■ EXERCISE INSTRUCTIONS
Return every line below in which "master" appears.
☆ ☆ ☆
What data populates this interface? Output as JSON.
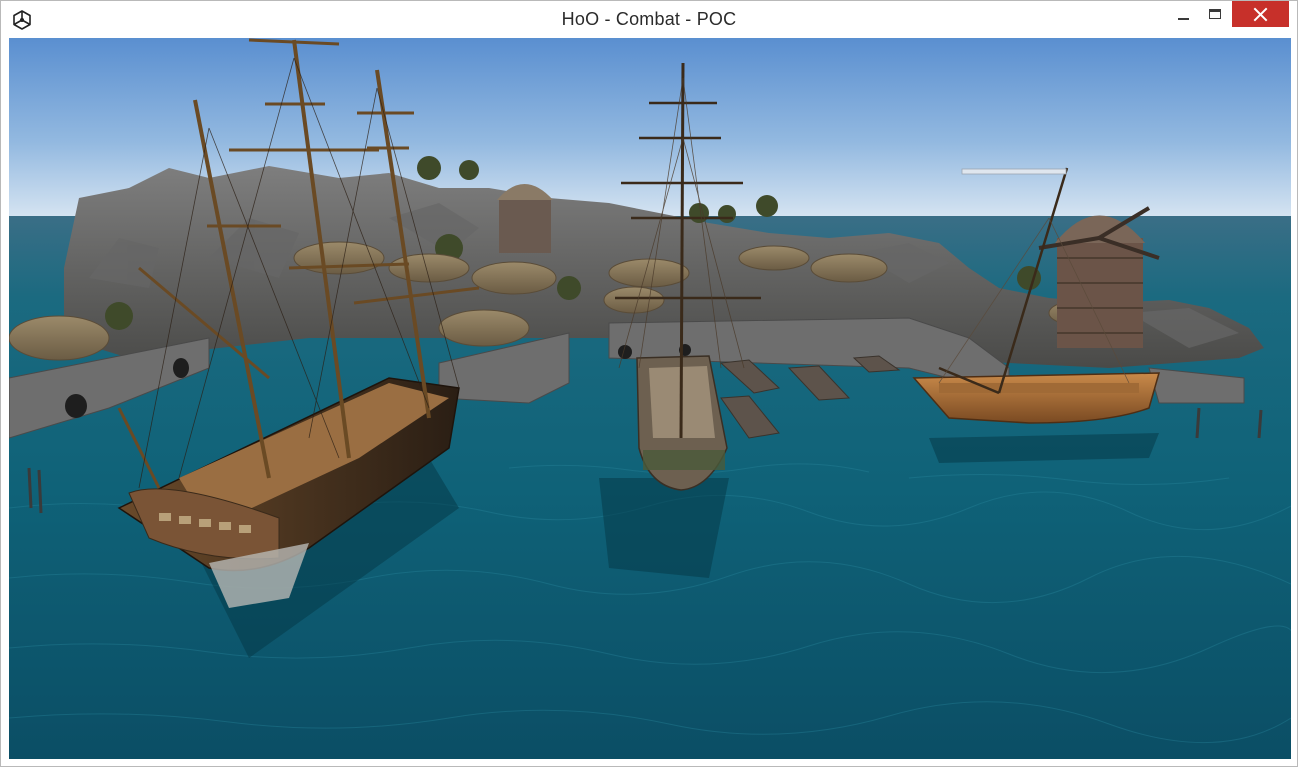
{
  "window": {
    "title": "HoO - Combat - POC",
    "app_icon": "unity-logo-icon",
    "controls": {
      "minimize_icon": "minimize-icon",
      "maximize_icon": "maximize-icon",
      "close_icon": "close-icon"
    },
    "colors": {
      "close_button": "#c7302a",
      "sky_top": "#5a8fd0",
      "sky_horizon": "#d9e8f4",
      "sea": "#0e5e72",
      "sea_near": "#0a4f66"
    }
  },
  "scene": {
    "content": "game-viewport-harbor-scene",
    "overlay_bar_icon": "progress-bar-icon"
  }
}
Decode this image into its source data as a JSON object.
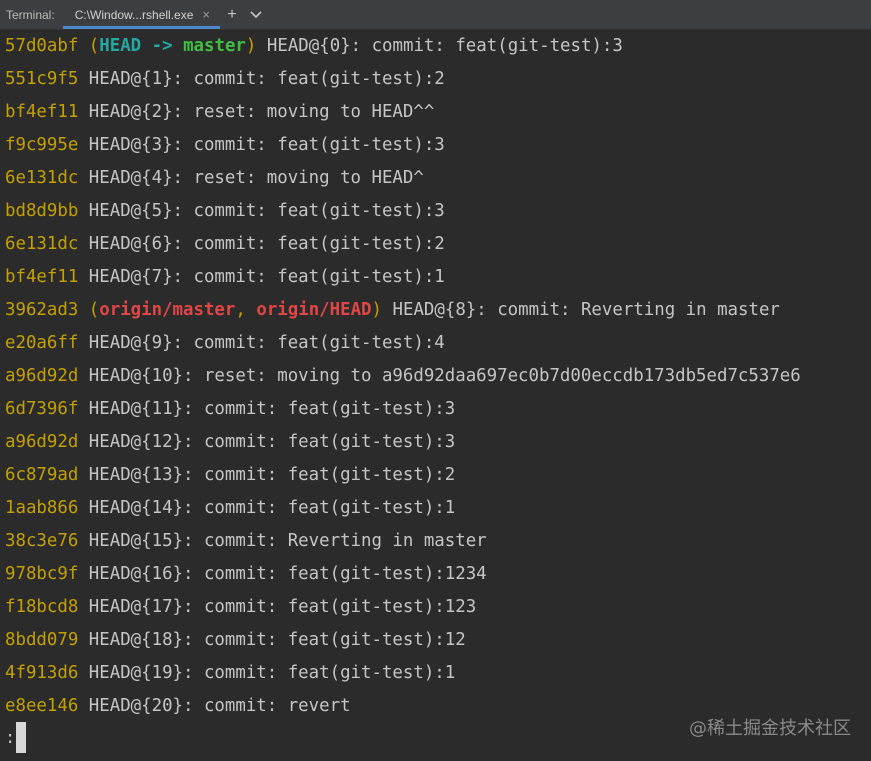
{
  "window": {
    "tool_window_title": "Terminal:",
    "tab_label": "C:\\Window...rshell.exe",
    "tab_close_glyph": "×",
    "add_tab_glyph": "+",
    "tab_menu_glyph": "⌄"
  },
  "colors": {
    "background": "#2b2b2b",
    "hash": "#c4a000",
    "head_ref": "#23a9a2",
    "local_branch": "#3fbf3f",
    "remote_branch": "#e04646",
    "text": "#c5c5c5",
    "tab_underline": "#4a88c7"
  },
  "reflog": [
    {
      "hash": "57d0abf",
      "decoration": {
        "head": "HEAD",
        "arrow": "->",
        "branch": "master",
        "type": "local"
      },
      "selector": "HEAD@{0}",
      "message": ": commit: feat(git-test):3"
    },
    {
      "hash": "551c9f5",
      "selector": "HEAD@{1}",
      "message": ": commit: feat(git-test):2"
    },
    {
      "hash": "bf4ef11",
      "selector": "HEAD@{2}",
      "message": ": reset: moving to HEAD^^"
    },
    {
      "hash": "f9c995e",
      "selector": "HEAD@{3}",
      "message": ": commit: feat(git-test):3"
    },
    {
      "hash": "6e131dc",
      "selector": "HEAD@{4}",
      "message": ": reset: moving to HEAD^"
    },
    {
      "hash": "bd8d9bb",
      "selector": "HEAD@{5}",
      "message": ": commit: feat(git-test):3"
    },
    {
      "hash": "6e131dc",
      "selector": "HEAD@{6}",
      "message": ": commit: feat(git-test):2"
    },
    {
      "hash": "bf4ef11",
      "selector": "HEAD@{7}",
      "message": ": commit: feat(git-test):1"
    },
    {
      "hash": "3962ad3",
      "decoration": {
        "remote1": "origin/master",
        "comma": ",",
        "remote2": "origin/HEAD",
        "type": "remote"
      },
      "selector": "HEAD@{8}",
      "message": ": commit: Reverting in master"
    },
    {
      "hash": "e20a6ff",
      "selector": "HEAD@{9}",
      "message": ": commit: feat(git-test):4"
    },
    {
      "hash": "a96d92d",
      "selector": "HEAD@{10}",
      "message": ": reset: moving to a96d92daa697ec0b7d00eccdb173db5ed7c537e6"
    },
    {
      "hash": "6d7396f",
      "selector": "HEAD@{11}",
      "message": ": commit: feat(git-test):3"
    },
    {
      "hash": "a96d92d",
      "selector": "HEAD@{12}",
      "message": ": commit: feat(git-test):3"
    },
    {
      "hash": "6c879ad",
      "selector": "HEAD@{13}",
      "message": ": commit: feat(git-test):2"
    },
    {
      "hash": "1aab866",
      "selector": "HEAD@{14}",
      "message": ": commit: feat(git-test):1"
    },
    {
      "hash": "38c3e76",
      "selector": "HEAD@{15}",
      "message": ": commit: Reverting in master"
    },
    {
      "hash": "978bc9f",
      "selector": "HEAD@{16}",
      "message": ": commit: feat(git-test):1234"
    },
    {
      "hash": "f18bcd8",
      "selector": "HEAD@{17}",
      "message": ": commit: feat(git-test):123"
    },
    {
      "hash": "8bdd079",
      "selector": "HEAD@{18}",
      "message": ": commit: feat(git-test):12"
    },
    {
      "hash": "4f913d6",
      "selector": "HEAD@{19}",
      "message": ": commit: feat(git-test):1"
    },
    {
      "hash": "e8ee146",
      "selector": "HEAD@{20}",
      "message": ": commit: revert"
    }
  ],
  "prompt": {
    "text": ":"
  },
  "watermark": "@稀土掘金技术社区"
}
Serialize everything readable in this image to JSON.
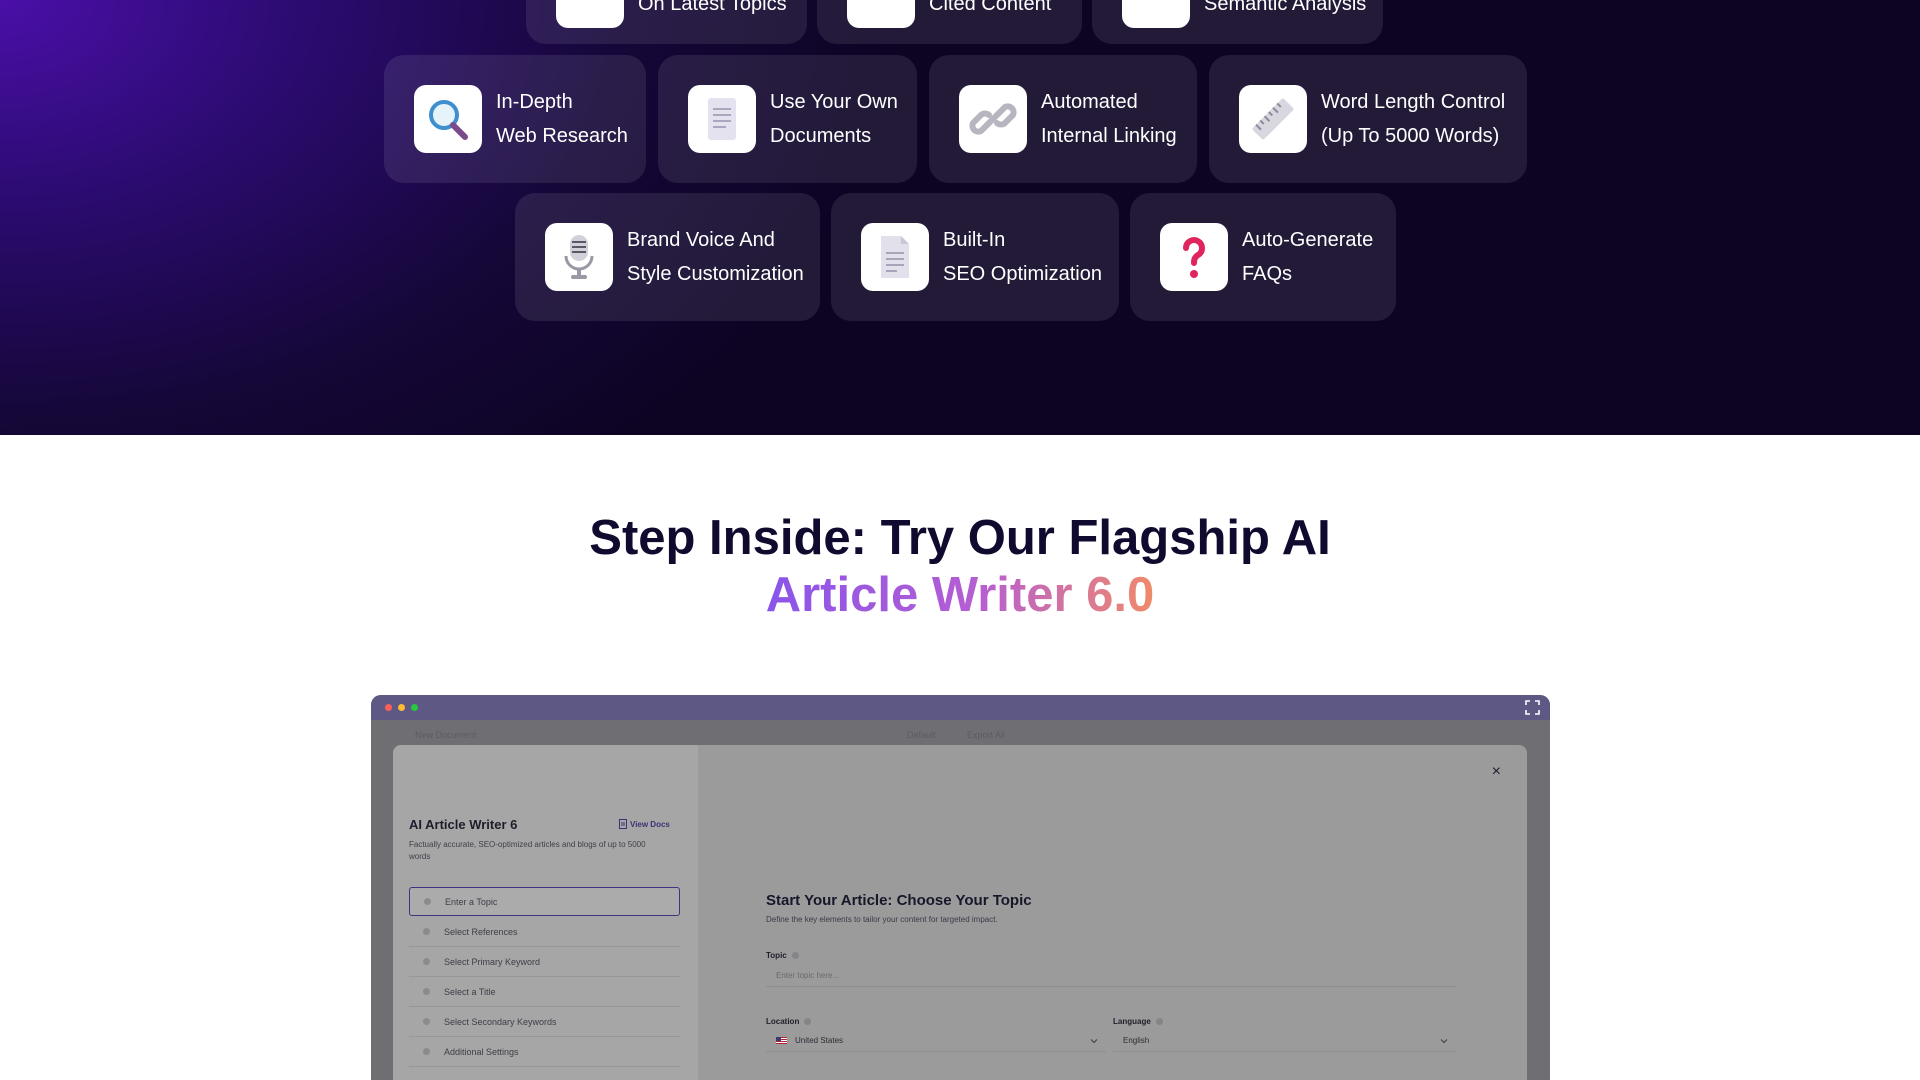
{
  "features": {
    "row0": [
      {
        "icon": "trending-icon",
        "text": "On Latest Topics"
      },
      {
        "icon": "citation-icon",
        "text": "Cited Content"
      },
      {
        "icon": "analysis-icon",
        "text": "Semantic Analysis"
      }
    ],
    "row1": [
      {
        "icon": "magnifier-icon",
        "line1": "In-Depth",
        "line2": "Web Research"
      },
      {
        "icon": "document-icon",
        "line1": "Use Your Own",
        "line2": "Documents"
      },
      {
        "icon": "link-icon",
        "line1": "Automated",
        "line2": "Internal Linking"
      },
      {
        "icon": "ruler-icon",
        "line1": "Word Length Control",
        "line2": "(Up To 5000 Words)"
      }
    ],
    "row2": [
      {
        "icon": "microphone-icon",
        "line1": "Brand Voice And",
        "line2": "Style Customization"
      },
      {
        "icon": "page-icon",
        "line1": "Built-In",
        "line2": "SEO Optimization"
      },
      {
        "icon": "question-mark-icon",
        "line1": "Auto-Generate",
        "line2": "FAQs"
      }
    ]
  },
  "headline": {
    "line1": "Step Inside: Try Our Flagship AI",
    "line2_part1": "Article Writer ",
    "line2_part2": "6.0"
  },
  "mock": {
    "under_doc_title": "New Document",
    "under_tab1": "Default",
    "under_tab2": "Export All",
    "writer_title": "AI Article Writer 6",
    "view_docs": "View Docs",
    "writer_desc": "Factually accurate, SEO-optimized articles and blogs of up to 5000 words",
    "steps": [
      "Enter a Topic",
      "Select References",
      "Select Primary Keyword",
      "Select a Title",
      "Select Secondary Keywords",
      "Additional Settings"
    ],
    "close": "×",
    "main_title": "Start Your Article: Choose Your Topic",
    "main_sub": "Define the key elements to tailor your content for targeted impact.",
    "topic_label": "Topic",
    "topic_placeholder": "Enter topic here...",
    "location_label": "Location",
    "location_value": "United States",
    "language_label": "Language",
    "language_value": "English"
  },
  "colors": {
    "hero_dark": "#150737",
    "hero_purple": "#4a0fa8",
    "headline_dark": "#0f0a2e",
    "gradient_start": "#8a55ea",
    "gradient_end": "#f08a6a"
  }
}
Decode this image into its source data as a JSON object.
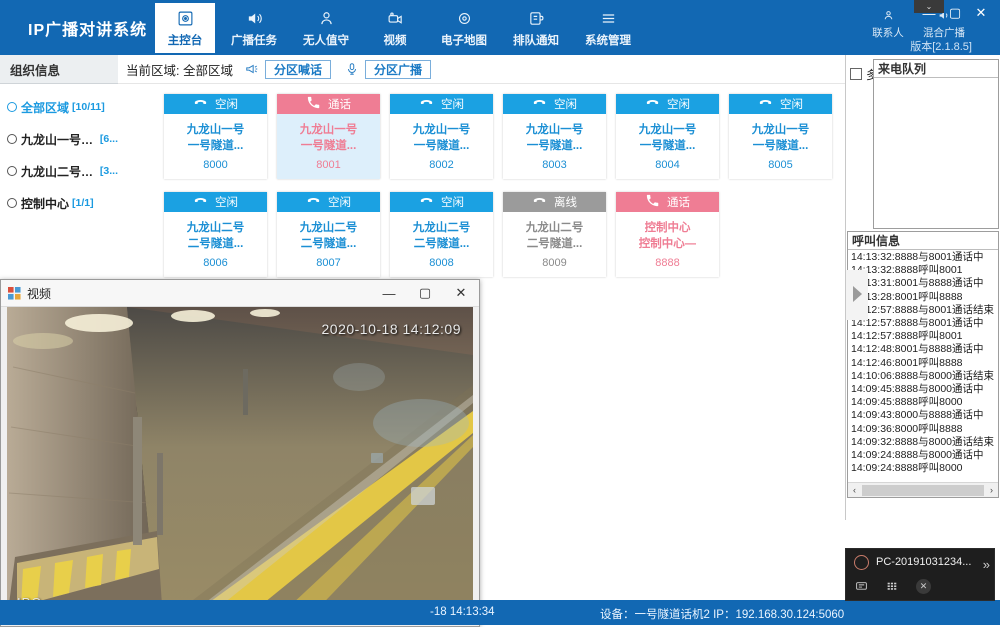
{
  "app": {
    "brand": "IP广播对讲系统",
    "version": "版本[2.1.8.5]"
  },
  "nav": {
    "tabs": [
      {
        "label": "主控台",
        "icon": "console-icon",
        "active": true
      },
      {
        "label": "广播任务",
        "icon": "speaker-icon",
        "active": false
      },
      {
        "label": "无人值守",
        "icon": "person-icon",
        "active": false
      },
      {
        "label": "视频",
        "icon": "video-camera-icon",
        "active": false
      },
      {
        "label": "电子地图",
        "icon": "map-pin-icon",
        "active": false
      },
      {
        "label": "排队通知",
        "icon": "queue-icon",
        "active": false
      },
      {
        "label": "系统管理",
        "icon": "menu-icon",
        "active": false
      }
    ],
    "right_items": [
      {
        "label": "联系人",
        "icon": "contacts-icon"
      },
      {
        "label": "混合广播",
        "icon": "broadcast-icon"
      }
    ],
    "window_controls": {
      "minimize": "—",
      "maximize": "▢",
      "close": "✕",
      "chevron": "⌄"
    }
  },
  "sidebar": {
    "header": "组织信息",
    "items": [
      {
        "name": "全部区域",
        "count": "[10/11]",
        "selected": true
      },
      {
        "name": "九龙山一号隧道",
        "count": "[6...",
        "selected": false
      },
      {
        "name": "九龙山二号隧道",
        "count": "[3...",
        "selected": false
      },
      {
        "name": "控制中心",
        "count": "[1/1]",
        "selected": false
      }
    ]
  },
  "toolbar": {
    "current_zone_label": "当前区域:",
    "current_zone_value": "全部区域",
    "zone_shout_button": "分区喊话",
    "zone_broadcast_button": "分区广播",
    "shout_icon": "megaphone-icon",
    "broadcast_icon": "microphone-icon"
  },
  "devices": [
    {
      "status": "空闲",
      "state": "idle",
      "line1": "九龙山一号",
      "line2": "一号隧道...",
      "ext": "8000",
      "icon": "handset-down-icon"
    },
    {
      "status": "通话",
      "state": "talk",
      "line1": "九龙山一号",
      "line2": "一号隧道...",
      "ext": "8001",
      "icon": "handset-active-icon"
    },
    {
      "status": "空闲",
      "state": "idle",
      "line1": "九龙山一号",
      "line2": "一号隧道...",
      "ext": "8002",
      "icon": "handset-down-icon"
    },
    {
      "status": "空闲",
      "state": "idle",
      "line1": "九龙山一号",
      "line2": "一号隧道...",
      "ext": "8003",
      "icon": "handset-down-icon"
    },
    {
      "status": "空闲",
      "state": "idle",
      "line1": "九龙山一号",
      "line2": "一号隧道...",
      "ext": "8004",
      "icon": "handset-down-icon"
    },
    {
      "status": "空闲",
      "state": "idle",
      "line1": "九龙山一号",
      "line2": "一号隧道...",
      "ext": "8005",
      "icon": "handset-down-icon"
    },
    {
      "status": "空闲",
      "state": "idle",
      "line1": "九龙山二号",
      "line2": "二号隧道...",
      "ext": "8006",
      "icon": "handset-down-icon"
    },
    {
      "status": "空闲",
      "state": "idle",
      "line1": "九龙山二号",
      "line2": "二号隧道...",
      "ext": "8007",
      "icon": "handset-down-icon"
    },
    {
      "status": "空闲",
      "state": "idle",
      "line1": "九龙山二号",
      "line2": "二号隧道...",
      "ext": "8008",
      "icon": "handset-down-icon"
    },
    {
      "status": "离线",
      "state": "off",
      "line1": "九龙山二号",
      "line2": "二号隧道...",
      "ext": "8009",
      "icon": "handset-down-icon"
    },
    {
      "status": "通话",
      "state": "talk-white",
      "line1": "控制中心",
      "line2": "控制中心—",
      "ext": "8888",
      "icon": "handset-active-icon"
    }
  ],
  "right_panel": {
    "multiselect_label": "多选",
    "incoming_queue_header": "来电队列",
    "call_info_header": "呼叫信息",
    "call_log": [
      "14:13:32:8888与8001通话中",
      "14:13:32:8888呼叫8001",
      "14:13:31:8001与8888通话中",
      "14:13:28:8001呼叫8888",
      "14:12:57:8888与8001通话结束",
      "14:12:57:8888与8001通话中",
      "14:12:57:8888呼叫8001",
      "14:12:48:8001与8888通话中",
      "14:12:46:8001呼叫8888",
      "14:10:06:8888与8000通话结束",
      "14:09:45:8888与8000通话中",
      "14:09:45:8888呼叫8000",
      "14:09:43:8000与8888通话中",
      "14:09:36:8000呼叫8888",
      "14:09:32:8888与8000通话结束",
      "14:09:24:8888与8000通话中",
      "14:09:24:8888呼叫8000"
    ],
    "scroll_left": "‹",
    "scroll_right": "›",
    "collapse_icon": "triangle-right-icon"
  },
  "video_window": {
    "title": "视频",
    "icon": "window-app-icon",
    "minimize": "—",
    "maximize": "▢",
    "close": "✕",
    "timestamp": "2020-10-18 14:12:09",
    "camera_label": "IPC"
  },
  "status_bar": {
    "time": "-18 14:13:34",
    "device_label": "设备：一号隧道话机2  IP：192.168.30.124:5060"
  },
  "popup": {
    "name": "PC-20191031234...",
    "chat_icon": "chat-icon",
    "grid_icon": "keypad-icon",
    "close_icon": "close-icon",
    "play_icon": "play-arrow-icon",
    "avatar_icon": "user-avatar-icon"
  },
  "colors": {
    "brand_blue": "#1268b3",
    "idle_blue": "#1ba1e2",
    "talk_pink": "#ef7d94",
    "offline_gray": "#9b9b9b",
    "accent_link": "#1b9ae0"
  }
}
☆ ☆ ☆
■ WRITTEN ANSWER
        "branch": "master",
        "remote1": "origin/master",
      "message": ": commit: Reverting in master"
      "message": ": commit: Reverting in master"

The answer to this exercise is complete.